### GIVEN INSTRUCTION
Extract all lines in the data that contain the word "kind".

Records excerpted from a collection:
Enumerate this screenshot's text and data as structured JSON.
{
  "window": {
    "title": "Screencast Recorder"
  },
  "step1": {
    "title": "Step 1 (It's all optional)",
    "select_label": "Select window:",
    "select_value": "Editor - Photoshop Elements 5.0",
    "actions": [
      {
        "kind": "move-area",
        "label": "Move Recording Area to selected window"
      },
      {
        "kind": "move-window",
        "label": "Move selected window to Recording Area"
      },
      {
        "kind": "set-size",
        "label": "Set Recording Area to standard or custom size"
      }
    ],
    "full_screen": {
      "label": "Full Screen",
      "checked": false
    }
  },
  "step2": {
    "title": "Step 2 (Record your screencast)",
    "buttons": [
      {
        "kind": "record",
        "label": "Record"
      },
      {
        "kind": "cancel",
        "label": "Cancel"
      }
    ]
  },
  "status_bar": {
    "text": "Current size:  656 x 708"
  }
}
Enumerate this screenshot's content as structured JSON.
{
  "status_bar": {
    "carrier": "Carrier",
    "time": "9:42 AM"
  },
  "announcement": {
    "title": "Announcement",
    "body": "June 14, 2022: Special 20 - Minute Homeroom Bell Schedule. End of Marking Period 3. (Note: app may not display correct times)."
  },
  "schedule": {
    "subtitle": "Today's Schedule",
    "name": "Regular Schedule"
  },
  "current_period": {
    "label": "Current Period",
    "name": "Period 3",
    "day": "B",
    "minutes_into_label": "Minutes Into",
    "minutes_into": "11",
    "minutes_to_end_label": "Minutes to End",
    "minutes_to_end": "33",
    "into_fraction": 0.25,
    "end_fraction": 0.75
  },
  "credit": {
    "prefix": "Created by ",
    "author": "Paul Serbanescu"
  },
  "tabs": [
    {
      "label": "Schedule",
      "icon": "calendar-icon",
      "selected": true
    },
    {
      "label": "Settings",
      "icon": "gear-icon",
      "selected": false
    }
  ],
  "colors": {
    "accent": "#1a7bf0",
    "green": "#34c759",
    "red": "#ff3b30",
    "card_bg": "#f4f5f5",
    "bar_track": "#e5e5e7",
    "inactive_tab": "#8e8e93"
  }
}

### WRITTEN SOLUTION
        "kind": "move-area",
        "kind": "move-window",
        "kind": "set-size",
        "kind": "record",
        "kind": "cancel",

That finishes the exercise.